Objective.
Gather all lines in the entries that include the word "content".

□ □ □ □ □ □ □

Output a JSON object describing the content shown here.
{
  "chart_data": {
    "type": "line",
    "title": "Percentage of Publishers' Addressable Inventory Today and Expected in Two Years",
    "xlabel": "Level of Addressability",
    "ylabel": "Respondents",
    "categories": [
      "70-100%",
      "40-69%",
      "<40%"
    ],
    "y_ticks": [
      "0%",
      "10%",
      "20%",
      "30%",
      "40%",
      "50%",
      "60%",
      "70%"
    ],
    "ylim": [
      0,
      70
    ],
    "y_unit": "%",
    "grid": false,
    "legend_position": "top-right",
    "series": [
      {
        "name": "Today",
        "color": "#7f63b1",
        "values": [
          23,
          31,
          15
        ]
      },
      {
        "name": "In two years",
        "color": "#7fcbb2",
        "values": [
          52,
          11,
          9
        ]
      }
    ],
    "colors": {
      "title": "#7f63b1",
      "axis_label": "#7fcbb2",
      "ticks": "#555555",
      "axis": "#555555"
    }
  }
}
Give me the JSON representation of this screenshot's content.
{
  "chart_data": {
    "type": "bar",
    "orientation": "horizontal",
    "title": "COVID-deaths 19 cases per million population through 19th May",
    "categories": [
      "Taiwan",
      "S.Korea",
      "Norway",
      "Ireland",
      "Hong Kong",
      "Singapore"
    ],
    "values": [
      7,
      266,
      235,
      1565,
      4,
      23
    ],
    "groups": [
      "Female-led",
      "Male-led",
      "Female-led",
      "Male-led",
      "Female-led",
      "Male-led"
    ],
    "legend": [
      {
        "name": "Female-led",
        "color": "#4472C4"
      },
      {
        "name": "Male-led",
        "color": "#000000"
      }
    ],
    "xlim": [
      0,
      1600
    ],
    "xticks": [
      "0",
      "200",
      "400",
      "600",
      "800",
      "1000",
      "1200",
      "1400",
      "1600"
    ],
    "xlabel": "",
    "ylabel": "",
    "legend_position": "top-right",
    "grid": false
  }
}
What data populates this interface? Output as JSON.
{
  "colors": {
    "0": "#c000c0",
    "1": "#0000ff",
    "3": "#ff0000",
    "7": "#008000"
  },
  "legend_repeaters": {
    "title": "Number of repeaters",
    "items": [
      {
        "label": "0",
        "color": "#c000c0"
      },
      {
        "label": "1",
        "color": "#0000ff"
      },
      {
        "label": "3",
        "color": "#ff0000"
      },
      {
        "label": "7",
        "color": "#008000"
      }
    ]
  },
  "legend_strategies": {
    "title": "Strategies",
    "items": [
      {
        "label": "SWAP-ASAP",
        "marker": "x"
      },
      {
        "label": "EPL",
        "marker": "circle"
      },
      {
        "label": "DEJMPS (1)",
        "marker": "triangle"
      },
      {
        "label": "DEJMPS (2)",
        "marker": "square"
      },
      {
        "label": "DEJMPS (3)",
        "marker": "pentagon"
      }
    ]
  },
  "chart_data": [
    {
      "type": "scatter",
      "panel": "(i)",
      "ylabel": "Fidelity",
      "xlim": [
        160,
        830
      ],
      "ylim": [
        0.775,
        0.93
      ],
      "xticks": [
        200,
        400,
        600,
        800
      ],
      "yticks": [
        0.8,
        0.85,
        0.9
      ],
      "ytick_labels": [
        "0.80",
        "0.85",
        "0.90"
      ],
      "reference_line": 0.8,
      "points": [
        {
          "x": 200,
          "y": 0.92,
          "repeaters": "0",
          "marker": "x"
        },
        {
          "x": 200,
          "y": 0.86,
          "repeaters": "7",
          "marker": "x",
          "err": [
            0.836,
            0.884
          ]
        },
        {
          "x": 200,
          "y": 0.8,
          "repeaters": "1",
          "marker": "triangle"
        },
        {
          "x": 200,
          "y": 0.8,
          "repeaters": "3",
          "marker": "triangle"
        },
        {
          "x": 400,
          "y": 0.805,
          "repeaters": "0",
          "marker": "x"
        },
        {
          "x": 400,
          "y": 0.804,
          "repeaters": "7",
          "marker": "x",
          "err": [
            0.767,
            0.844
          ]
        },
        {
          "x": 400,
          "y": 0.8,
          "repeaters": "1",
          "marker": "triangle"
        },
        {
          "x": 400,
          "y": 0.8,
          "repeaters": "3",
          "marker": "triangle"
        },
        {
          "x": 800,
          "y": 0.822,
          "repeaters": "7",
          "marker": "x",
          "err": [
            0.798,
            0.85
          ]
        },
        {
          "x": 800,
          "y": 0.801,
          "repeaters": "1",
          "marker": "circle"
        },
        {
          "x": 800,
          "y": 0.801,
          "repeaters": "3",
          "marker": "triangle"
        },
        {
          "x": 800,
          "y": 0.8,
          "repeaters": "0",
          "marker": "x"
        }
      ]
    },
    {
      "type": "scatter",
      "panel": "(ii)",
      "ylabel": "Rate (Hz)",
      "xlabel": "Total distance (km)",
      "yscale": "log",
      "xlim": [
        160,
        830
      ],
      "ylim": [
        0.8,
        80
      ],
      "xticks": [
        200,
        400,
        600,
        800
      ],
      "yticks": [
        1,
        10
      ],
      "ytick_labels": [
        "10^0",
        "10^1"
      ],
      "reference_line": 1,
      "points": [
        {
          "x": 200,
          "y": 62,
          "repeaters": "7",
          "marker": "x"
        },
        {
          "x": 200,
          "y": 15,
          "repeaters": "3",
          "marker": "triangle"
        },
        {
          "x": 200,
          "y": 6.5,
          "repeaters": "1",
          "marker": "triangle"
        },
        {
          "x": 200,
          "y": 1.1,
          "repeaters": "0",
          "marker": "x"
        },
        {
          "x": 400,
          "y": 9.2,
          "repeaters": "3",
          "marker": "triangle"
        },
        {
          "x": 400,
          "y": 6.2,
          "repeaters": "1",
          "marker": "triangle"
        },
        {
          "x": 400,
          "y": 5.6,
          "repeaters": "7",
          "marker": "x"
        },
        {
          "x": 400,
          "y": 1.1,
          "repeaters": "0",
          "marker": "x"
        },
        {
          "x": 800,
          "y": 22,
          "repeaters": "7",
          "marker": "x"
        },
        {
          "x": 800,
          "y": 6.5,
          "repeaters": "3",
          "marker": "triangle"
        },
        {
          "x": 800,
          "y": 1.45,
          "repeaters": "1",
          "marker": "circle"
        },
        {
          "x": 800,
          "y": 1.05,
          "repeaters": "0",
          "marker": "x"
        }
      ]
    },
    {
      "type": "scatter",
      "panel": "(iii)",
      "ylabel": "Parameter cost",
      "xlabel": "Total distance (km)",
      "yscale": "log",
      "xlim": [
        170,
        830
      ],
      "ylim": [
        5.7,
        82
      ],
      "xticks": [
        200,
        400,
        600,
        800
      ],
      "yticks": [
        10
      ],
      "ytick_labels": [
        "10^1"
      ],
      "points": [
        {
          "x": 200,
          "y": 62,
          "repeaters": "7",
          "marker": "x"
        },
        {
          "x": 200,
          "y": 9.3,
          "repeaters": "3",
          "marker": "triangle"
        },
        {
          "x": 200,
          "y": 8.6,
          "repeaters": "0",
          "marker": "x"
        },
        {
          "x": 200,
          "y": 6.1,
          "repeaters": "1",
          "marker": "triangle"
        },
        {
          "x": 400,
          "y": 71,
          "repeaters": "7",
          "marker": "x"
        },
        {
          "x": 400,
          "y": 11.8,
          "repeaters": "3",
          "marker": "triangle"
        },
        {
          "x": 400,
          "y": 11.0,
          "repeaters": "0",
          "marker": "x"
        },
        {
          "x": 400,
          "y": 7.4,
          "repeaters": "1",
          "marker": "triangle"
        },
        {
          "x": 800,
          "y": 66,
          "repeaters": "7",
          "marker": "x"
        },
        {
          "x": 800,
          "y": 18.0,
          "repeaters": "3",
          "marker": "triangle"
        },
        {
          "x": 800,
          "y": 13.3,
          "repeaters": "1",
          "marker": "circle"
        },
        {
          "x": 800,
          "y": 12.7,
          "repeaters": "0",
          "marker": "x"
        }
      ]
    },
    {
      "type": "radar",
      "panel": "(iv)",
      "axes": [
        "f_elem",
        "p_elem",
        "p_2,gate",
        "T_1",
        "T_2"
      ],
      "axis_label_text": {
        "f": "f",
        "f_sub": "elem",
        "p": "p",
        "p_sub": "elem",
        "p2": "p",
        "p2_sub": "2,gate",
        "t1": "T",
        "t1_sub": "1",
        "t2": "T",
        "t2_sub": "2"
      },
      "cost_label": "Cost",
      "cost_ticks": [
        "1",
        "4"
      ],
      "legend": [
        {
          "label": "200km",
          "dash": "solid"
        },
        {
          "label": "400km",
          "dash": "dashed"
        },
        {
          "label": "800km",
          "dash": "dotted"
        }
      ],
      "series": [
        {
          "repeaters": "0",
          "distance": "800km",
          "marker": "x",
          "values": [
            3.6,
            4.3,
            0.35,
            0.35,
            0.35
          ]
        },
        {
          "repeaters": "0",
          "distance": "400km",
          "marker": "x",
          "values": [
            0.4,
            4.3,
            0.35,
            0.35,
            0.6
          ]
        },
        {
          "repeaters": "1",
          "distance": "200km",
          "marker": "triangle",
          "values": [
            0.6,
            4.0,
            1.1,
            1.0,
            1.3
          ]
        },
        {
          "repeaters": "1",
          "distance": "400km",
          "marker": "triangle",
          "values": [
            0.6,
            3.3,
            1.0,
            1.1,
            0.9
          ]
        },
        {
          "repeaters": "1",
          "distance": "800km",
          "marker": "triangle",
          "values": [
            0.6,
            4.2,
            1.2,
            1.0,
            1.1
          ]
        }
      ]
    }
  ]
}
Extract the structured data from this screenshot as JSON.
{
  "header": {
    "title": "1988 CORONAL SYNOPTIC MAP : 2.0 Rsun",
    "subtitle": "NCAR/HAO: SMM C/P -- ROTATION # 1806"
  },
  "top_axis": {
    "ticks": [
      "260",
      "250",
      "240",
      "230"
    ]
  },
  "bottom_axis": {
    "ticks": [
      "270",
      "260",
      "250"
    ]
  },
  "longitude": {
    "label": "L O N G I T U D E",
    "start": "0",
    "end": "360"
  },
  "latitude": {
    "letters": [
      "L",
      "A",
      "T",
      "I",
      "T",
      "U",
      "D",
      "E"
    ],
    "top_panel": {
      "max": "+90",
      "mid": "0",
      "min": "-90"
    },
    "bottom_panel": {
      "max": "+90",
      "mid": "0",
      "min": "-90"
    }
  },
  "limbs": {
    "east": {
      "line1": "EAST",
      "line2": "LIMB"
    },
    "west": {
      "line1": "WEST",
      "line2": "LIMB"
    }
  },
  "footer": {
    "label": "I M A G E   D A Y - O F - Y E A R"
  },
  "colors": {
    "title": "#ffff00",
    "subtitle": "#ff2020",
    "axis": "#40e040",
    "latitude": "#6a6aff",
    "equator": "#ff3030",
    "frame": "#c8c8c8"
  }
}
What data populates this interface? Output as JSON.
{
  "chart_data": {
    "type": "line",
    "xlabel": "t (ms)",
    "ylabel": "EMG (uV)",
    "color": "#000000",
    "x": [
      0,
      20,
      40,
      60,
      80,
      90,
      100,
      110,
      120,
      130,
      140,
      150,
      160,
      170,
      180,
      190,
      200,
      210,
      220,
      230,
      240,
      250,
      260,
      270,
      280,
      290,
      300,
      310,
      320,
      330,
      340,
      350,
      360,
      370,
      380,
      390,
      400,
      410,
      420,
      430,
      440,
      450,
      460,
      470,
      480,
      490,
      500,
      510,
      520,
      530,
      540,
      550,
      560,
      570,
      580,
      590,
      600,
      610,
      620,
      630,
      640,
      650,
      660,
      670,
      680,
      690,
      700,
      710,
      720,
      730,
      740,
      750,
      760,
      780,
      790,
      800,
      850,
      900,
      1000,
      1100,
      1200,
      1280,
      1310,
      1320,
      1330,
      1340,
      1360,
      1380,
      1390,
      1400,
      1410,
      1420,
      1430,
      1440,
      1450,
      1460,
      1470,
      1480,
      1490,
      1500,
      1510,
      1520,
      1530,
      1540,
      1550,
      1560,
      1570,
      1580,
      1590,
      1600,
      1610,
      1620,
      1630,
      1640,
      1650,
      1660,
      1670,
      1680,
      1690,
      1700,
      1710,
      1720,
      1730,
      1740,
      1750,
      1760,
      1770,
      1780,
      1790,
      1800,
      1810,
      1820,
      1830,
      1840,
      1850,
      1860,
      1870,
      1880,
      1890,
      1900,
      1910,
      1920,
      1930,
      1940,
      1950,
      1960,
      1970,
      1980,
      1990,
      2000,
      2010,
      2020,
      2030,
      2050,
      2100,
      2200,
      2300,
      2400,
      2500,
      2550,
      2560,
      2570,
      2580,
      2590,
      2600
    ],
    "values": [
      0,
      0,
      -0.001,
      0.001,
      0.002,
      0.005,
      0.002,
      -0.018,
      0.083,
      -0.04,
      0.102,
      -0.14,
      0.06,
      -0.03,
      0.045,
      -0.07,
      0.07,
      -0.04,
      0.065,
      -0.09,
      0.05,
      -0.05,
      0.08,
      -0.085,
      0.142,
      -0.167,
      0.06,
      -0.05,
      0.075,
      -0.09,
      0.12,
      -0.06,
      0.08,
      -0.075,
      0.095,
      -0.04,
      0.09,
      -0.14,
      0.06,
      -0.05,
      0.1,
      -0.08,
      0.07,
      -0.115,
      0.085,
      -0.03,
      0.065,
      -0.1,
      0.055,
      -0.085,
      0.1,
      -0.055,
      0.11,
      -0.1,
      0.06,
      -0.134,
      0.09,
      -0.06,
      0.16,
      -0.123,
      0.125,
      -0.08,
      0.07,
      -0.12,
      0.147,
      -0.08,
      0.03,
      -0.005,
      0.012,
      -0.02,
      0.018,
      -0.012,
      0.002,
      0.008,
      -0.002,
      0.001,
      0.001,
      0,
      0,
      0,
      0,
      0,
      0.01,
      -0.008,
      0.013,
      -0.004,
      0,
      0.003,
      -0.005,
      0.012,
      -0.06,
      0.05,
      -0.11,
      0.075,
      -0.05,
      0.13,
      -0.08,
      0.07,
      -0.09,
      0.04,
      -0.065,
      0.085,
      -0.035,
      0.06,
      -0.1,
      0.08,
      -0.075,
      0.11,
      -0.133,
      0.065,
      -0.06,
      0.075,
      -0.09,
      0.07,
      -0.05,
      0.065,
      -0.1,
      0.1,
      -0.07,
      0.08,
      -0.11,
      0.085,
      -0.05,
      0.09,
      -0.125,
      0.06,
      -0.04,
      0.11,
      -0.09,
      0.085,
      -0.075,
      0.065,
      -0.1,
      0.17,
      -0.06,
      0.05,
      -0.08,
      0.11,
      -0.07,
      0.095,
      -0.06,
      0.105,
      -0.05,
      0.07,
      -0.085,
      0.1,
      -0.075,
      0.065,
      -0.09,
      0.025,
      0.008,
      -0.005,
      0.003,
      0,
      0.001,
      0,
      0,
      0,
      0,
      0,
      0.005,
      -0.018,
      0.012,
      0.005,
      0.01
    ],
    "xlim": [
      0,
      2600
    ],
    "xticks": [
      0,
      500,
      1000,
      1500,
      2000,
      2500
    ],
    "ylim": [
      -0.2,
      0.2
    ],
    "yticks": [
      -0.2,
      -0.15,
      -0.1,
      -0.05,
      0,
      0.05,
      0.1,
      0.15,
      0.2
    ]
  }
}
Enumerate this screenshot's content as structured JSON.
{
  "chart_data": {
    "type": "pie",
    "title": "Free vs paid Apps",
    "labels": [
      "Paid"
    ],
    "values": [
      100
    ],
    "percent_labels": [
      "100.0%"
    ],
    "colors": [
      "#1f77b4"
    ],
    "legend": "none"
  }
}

□ □ □ □ □ □ □

Response.
Output a JSON object describing the content shown here.
Give me the JSON representation of this screenshot's content.
Enumerate this screenshot's content as structured JSON.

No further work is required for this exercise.